| Instruction |
Copy each line containing the word "截面抵抗" from the records that follow, please.
------------
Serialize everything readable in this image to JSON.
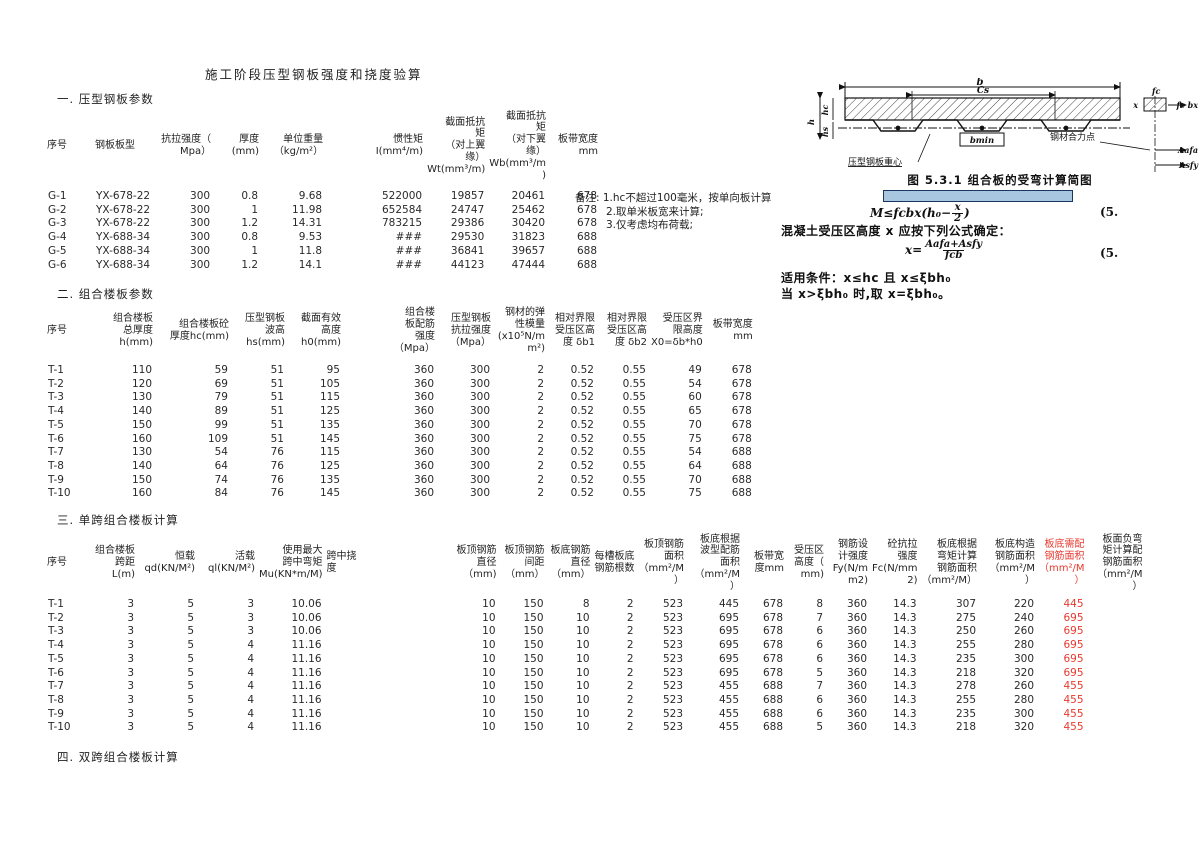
{
  "title": "施工阶段压型钢板强度和挠度验算",
  "sections": {
    "s1": "一. 压型钢板参数",
    "s2": "二. 组合楼板参数",
    "s3": "三. 单跨组合楼板计算",
    "s4": "四. 双跨组合楼板计算"
  },
  "notes": {
    "line1": "备注: 1.hc不超过100毫米，按单向板计算",
    "line2": "2.取单米板宽来计算;",
    "line3": "3.仅考虑均布荷载;"
  },
  "colors": {
    "red_text": "#e8392f",
    "highlight_fill": "#a9c6e0",
    "highlight_border": "#17375e"
  },
  "figure": {
    "caption": "图 5.3.1  组合板的受弯计算简图",
    "label_b": "b",
    "label_cs": "Cs",
    "label_h": "h",
    "label_hc": "hc",
    "label_hs": "hs",
    "label_centroid": "压型钢板重心",
    "label_bmin": "bmin",
    "label_fc": "fc",
    "label_x": "x",
    "label_fcbx": "fc bx",
    "label_resultant": "钢材合力点",
    "label_aafa": "Aafa",
    "label_asfy": "Asfy"
  },
  "formulas": {
    "f1_left": "M≤fcbx(h₀−",
    "f1_num": "x",
    "f1_den": "2",
    "f1_right": ")",
    "f1_tag": "(5.",
    "cond1": "混凝土受压区高度 x 应按下列公式确定：",
    "f2_lhs": "x=",
    "f2_num": "Aafa+Asfy",
    "f2_den": "fcb",
    "f2_tag": "(5.",
    "cond2": "适用条件：x≤hc 且 x≤ξbh₀",
    "cond3": "当 x>ξbh₀ 时,取 x=ξbh₀。"
  },
  "tables": {
    "t1": {
      "columns": [
        "序号",
        "钢板板型",
        "抗拉强度（\nMpa）",
        "厚度(mm)",
        "单位重量\n（kg/m²）",
        "惯性矩\nI(mm⁴/m)",
        "截面抵抗\n矩\n（对上翼\n缘）\nWt(mm³/m)",
        "截面抵抗\n矩\n（对下翼\n缘）\nWb(mm³/m\n)",
        "板带宽度\nmm"
      ],
      "rows": [
        [
          "G-1",
          "YX-678-22",
          "300",
          "0.8",
          "9.68",
          "522000",
          "19857",
          "20461",
          "678"
        ],
        [
          "G-2",
          "YX-678-22",
          "300",
          "1",
          "11.98",
          "652584",
          "24747",
          "25462",
          "678"
        ],
        [
          "G-3",
          "YX-678-22",
          "300",
          "1.2",
          "14.31",
          "783215",
          "29386",
          "30420",
          "678"
        ],
        [
          "G-4",
          "YX-688-34",
          "300",
          "0.8",
          "9.53",
          "###",
          "29530",
          "31823",
          "688"
        ],
        [
          "G-5",
          "YX-688-34",
          "300",
          "1",
          "11.8",
          "###",
          "36841",
          "39657",
          "688"
        ],
        [
          "G-6",
          "YX-688-34",
          "300",
          "1.2",
          "14.1",
          "###",
          "44123",
          "47444",
          "688"
        ]
      ]
    },
    "t2": {
      "columns": [
        "序号",
        "组合楼板\n总厚度\nh(mm)",
        "组合楼板砼\n厚度hc(mm)",
        "压型钢板\n波高\nhs(mm)",
        "截面有效\n高度\nh0(mm)",
        "组合楼\n板配筋\n强度\n（Mpa）",
        "压型钢板\n抗拉强度\n（Mpa）",
        "钢材的弹\n性模量\n(x10⁵N/m\nm²)",
        "相对界限\n受压区高\n度 δb1",
        "相对界限\n受压区高\n度 δb2",
        "受压区界\n限高度\nX0=δb*h0",
        "板带宽度\nmm"
      ],
      "rows": [
        [
          "T-1",
          "110",
          "59",
          "51",
          "95",
          "360",
          "300",
          "2",
          "0.52",
          "0.55",
          "49",
          "678"
        ],
        [
          "T-2",
          "120",
          "69",
          "51",
          "105",
          "360",
          "300",
          "2",
          "0.52",
          "0.55",
          "54",
          "678"
        ],
        [
          "T-3",
          "130",
          "79",
          "51",
          "115",
          "360",
          "300",
          "2",
          "0.52",
          "0.55",
          "60",
          "678"
        ],
        [
          "T-4",
          "140",
          "89",
          "51",
          "125",
          "360",
          "300",
          "2",
          "0.52",
          "0.55",
          "65",
          "678"
        ],
        [
          "T-5",
          "150",
          "99",
          "51",
          "135",
          "360",
          "300",
          "2",
          "0.52",
          "0.55",
          "70",
          "678"
        ],
        [
          "T-6",
          "160",
          "109",
          "51",
          "145",
          "360",
          "300",
          "2",
          "0.52",
          "0.55",
          "75",
          "678"
        ],
        [
          "T-7",
          "130",
          "54",
          "76",
          "115",
          "360",
          "300",
          "2",
          "0.52",
          "0.55",
          "54",
          "688"
        ],
        [
          "T-8",
          "140",
          "64",
          "76",
          "125",
          "360",
          "300",
          "2",
          "0.52",
          "0.55",
          "64",
          "688"
        ],
        [
          "T-9",
          "150",
          "74",
          "76",
          "135",
          "360",
          "300",
          "2",
          "0.52",
          "0.55",
          "70",
          "688"
        ],
        [
          "T-10",
          "160",
          "84",
          "76",
          "145",
          "360",
          "300",
          "2",
          "0.52",
          "0.55",
          "75",
          "688"
        ]
      ]
    },
    "t3": {
      "columns": [
        "序号",
        "组合楼板\n跨距L(m)",
        "恒载\nqd(KN/M²)",
        "活载\nql(KN/M²)",
        "使用最大\n跨中弯矩\nMu(KN*m/M)",
        "跨中挠\n度",
        "板顶钢筋\n直径（mm)",
        "板顶钢筋\n间距\n（mm）",
        "板底钢筋\n直径\n（mm）",
        "每槽板底\n钢筋根数",
        "板顶钢筋\n面积\n（mm²/M\n）",
        "板底根据\n波型配筋\n面积\n（mm²/M\n）",
        "板带宽\n度mm",
        "受压区\n高度（\nmm)",
        "钢筋设\n计强度\nFy(N/m\nm2)",
        "砼抗拉\n强度\nFc(N/mm\n2)",
        "板底根据\n弯矩计算\n钢筋面积\n（mm²/M）",
        "板底构造\n钢筋面积\n（mm²/M\n）",
        "板底需配\n钢筋面积\n（mm²/M\n）",
        "板面负弯\n矩计算配\n钢筋面积\n（mm²/M\n）"
      ],
      "rows": [
        [
          "T-1",
          "3",
          "5",
          "3",
          "10.06",
          "",
          "10",
          "150",
          "8",
          "2",
          "523",
          "445",
          "678",
          "8",
          "360",
          "14.3",
          "307",
          "220",
          "445",
          ""
        ],
        [
          "T-2",
          "3",
          "5",
          "3",
          "10.06",
          "",
          "10",
          "150",
          "10",
          "2",
          "523",
          "695",
          "678",
          "7",
          "360",
          "14.3",
          "275",
          "240",
          "695",
          ""
        ],
        [
          "T-3",
          "3",
          "5",
          "3",
          "10.06",
          "",
          "10",
          "150",
          "10",
          "2",
          "523",
          "695",
          "678",
          "6",
          "360",
          "14.3",
          "250",
          "260",
          "695",
          ""
        ],
        [
          "T-4",
          "3",
          "5",
          "4",
          "11.16",
          "",
          "10",
          "150",
          "10",
          "2",
          "523",
          "695",
          "678",
          "6",
          "360",
          "14.3",
          "255",
          "280",
          "695",
          ""
        ],
        [
          "T-5",
          "3",
          "5",
          "4",
          "11.16",
          "",
          "10",
          "150",
          "10",
          "2",
          "523",
          "695",
          "678",
          "6",
          "360",
          "14.3",
          "235",
          "300",
          "695",
          ""
        ],
        [
          "T-6",
          "3",
          "5",
          "4",
          "11.16",
          "",
          "10",
          "150",
          "10",
          "2",
          "523",
          "695",
          "678",
          "5",
          "360",
          "14.3",
          "218",
          "320",
          "695",
          ""
        ],
        [
          "T-7",
          "3",
          "5",
          "4",
          "11.16",
          "",
          "10",
          "150",
          "10",
          "2",
          "523",
          "455",
          "688",
          "7",
          "360",
          "14.3",
          "278",
          "260",
          "455",
          ""
        ],
        [
          "T-8",
          "3",
          "5",
          "4",
          "11.16",
          "",
          "10",
          "150",
          "10",
          "2",
          "523",
          "455",
          "688",
          "6",
          "360",
          "14.3",
          "255",
          "280",
          "455",
          ""
        ],
        [
          "T-9",
          "3",
          "5",
          "4",
          "11.16",
          "",
          "10",
          "150",
          "10",
          "2",
          "523",
          "455",
          "688",
          "6",
          "360",
          "14.3",
          "235",
          "300",
          "455",
          ""
        ],
        [
          "T-10",
          "3",
          "5",
          "4",
          "11.16",
          "",
          "10",
          "150",
          "10",
          "2",
          "523",
          "455",
          "688",
          "5",
          "360",
          "14.3",
          "218",
          "320",
          "455",
          ""
        ]
      ]
    }
  }
}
------------
| Result |
        "截面抵抗\n矩\n（对上翼\n缘）\nWt(mm³/m)",
        "截面抵抗\n矩\n（对下翼\n缘）\nWb(mm³/m\n)",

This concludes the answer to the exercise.